**Exercise goal:** Locate each line holding the string "values" and copy it.

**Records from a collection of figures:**
## begin
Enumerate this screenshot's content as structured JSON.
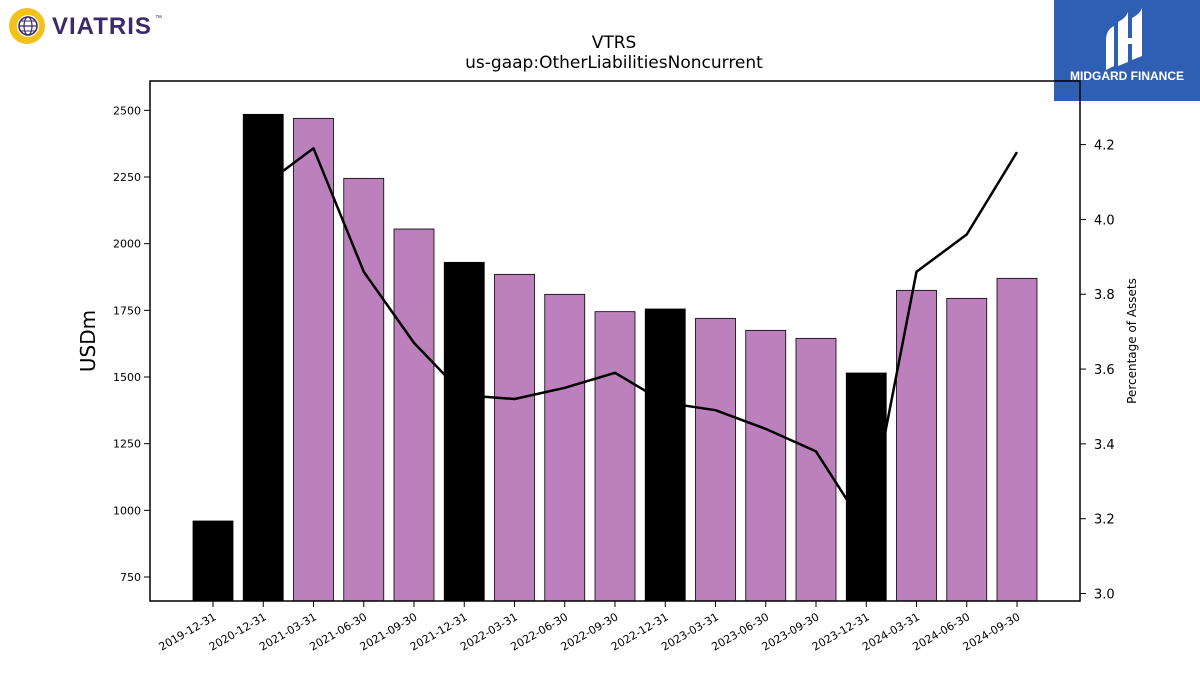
{
  "company_logo": {
    "text": "VIATRIS",
    "tm": "™",
    "colors": {
      "text": "#3a2b6b",
      "purple": "#6b3fa0",
      "yellow": "#f2c21b",
      "globe": "#3a2b6b"
    }
  },
  "brand_logo": {
    "text": "MIDGARD FINANCE",
    "bg": "#2f5fb3",
    "fg": "#ffffff"
  },
  "colors": {
    "bar_primary": "#bc80bd",
    "bar_highlight": "#000000",
    "line": "#000000",
    "axis": "#000000"
  },
  "chart_data": {
    "type": "bar",
    "title": "VTRS",
    "subtitle": "us-gaap:OtherLiabilitiesNoncurrent",
    "ylabel": "USDm",
    "ylabel_right": "Percentage of Assets",
    "ylim": [
      660,
      2610
    ],
    "ylim_right": [
      2.98,
      4.37
    ],
    "yticks": [
      750,
      1000,
      1250,
      1500,
      1750,
      2000,
      2250,
      2500
    ],
    "yticks_right": [
      3.0,
      3.2,
      3.4,
      3.6,
      3.8,
      4.0,
      4.2
    ],
    "categories": [
      "2019-12-31",
      "2020-12-31",
      "2021-03-31",
      "2021-06-30",
      "2021-09-30",
      "2021-12-31",
      "2022-03-31",
      "2022-06-30",
      "2022-09-30",
      "2022-12-31",
      "2023-03-31",
      "2023-06-30",
      "2023-09-30",
      "2023-12-31",
      "2024-03-31",
      "2024-06-30",
      "2024-09-30"
    ],
    "series": [
      {
        "type": "bar",
        "values": [
          960,
          2485,
          2470,
          2245,
          2055,
          1930,
          1885,
          1810,
          1745,
          1755,
          1720,
          1675,
          1645,
          1515,
          1825,
          1795,
          1870
        ],
        "highlight": [
          true,
          true,
          false,
          false,
          false,
          true,
          false,
          false,
          false,
          true,
          false,
          false,
          false,
          true,
          false,
          false,
          false
        ]
      },
      {
        "type": "line",
        "axis": "right",
        "values": [
          null,
          4.09,
          4.19,
          3.86,
          3.67,
          3.53,
          3.52,
          3.55,
          3.59,
          3.51,
          3.49,
          3.44,
          3.38,
          3.17,
          3.86,
          3.96,
          4.18
        ]
      }
    ],
    "grid": false,
    "legend": "none"
  }
}
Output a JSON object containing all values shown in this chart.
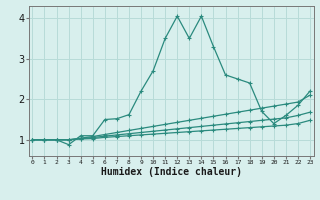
{
  "xlabel": "Humidex (Indice chaleur)",
  "x": [
    0,
    1,
    2,
    3,
    4,
    5,
    6,
    7,
    8,
    9,
    10,
    11,
    12,
    13,
    14,
    15,
    16,
    17,
    18,
    19,
    20,
    21,
    22,
    23
  ],
  "line1": [
    1.0,
    1.0,
    1.0,
    0.88,
    1.1,
    1.1,
    1.5,
    1.52,
    1.62,
    2.2,
    2.7,
    3.5,
    4.05,
    3.5,
    4.05,
    3.3,
    2.6,
    2.5,
    2.4,
    1.7,
    1.4,
    1.6,
    1.85,
    2.2
  ],
  "line2": [
    1.0,
    1.0,
    1.0,
    1.0,
    1.04,
    1.08,
    1.13,
    1.18,
    1.23,
    1.28,
    1.33,
    1.38,
    1.43,
    1.48,
    1.53,
    1.58,
    1.63,
    1.68,
    1.73,
    1.78,
    1.83,
    1.88,
    1.93,
    2.1
  ],
  "line3": [
    1.0,
    1.0,
    1.0,
    1.0,
    1.03,
    1.055,
    1.09,
    1.12,
    1.15,
    1.18,
    1.21,
    1.24,
    1.27,
    1.3,
    1.33,
    1.36,
    1.39,
    1.42,
    1.45,
    1.48,
    1.51,
    1.54,
    1.6,
    1.68
  ],
  "line4": [
    1.0,
    1.0,
    1.0,
    1.0,
    1.02,
    1.03,
    1.06,
    1.08,
    1.1,
    1.12,
    1.14,
    1.16,
    1.18,
    1.2,
    1.22,
    1.24,
    1.26,
    1.28,
    1.3,
    1.32,
    1.34,
    1.36,
    1.4,
    1.48
  ],
  "line_color": "#2a8a7e",
  "bg_color": "#d8efed",
  "grid_color": "#b8dbd8",
  "ylim": [
    0.6,
    4.3
  ],
  "xlim": [
    -0.3,
    23.3
  ],
  "yticks": [
    1,
    2,
    3,
    4
  ],
  "xticks": [
    0,
    1,
    2,
    3,
    4,
    5,
    6,
    7,
    8,
    9,
    10,
    11,
    12,
    13,
    14,
    15,
    16,
    17,
    18,
    19,
    20,
    21,
    22,
    23
  ]
}
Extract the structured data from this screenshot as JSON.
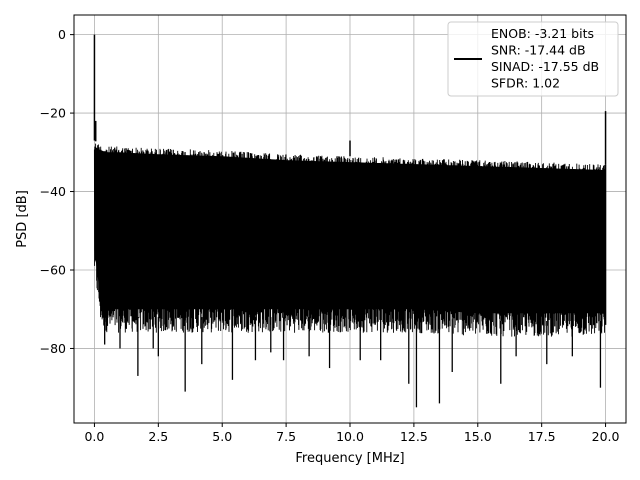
{
  "chart_data": {
    "type": "line",
    "xlabel": "Frequency [MHz]",
    "ylabel": "PSD [dB]",
    "xlim": [
      -0.8,
      20.8
    ],
    "ylim": [
      -99,
      5
    ],
    "xticks": [
      0.0,
      2.5,
      5.0,
      7.5,
      10.0,
      12.5,
      15.0,
      17.5,
      20.0
    ],
    "xtick_labels": [
      "0.0",
      "2.5",
      "5.0",
      "7.5",
      "10.0",
      "12.5",
      "15.0",
      "17.5",
      "20.0"
    ],
    "yticks": [
      0,
      -20,
      -40,
      -60,
      -80
    ],
    "ytick_labels": [
      "0",
      "−20",
      "−40",
      "−60",
      "−80"
    ],
    "grid": true,
    "legend_position": "top-right",
    "series": [
      {
        "name": "ENOB: -3.21 bits\nSNR: -17.44 dB\nSINAD: -17.55 dB\nSFDR: 1.02",
        "color": "#000000",
        "envelope_x": [
          0.0,
          0.25,
          0.5,
          1.0,
          2.5,
          5.0,
          7.5,
          10.0,
          12.5,
          15.0,
          17.5,
          19.9
        ],
        "envelope_top": [
          -27,
          -28,
          -28.5,
          -28.5,
          -29,
          -29.5,
          -30.5,
          -31,
          -31.5,
          -32,
          -32.5,
          -33
        ],
        "envelope_bottom": [
          -57,
          -70,
          -72,
          -72,
          -72,
          -72,
          -72,
          -72,
          -72,
          -73,
          -73,
          -73
        ],
        "peaks": [
          {
            "x": 0.0,
            "y": 0.0
          },
          {
            "x": 0.05,
            "y": -22
          },
          {
            "x": 10.0,
            "y": -27
          },
          {
            "x": 20.0,
            "y": -19.5
          }
        ],
        "dips": [
          {
            "x": 0.4,
            "y": -79
          },
          {
            "x": 1.0,
            "y": -80
          },
          {
            "x": 1.7,
            "y": -87
          },
          {
            "x": 2.3,
            "y": -80
          },
          {
            "x": 2.5,
            "y": -82
          },
          {
            "x": 3.55,
            "y": -91
          },
          {
            "x": 4.2,
            "y": -84
          },
          {
            "x": 5.4,
            "y": -88
          },
          {
            "x": 6.3,
            "y": -83
          },
          {
            "x": 6.9,
            "y": -81
          },
          {
            "x": 7.4,
            "y": -83
          },
          {
            "x": 8.4,
            "y": -82
          },
          {
            "x": 9.2,
            "y": -85
          },
          {
            "x": 10.4,
            "y": -83
          },
          {
            "x": 11.2,
            "y": -83
          },
          {
            "x": 12.3,
            "y": -89
          },
          {
            "x": 12.6,
            "y": -95
          },
          {
            "x": 13.5,
            "y": -94
          },
          {
            "x": 14.0,
            "y": -86
          },
          {
            "x": 15.9,
            "y": -89
          },
          {
            "x": 16.5,
            "y": -82
          },
          {
            "x": 17.7,
            "y": -84
          },
          {
            "x": 18.7,
            "y": -82
          },
          {
            "x": 19.8,
            "y": -90
          }
        ],
        "tail": {
          "x": 20.0,
          "y": -74
        }
      }
    ]
  }
}
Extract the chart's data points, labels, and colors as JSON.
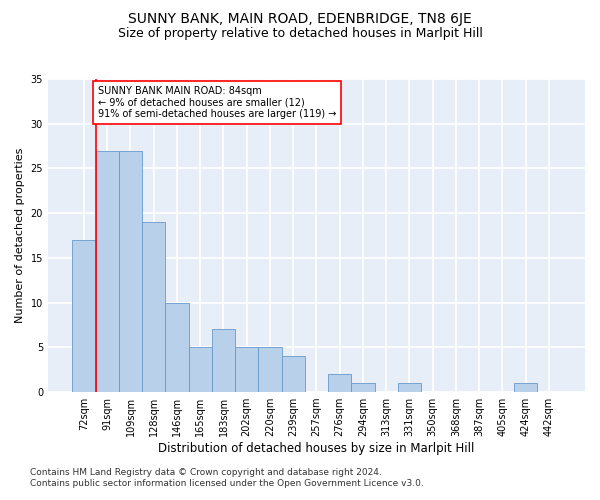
{
  "title": "SUNNY BANK, MAIN ROAD, EDENBRIDGE, TN8 6JE",
  "subtitle": "Size of property relative to detached houses in Marlpit Hill",
  "xlabel": "Distribution of detached houses by size in Marlpit Hill",
  "ylabel": "Number of detached properties",
  "categories": [
    "72sqm",
    "91sqm",
    "109sqm",
    "128sqm",
    "146sqm",
    "165sqm",
    "183sqm",
    "202sqm",
    "220sqm",
    "239sqm",
    "257sqm",
    "276sqm",
    "294sqm",
    "313sqm",
    "331sqm",
    "350sqm",
    "368sqm",
    "387sqm",
    "405sqm",
    "424sqm",
    "442sqm"
  ],
  "values": [
    17,
    27,
    27,
    19,
    10,
    5,
    7,
    5,
    5,
    4,
    0,
    2,
    1,
    0,
    1,
    0,
    0,
    0,
    0,
    1,
    0
  ],
  "bar_color": "#b8d0ea",
  "bar_edge_color": "#6699cc",
  "annotation_box_text": "SUNNY BANK MAIN ROAD: 84sqm\n← 9% of detached houses are smaller (12)\n91% of semi-detached houses are larger (119) →",
  "annotation_box_color": "white",
  "annotation_box_edge_color": "red",
  "vline_color": "red",
  "ylim": [
    0,
    35
  ],
  "yticks": [
    0,
    5,
    10,
    15,
    20,
    25,
    30,
    35
  ],
  "footer": "Contains HM Land Registry data © Crown copyright and database right 2024.\nContains public sector information licensed under the Open Government Licence v3.0.",
  "background_color": "#e8eef8",
  "grid_color": "white",
  "title_fontsize": 10,
  "subtitle_fontsize": 9,
  "ylabel_fontsize": 8,
  "xlabel_fontsize": 8.5,
  "tick_fontsize": 7,
  "footer_fontsize": 6.5
}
## end
**Final result:**
        "values": [
        "values": [
Output a JSON object containing all values shown in this chart.
  "values": [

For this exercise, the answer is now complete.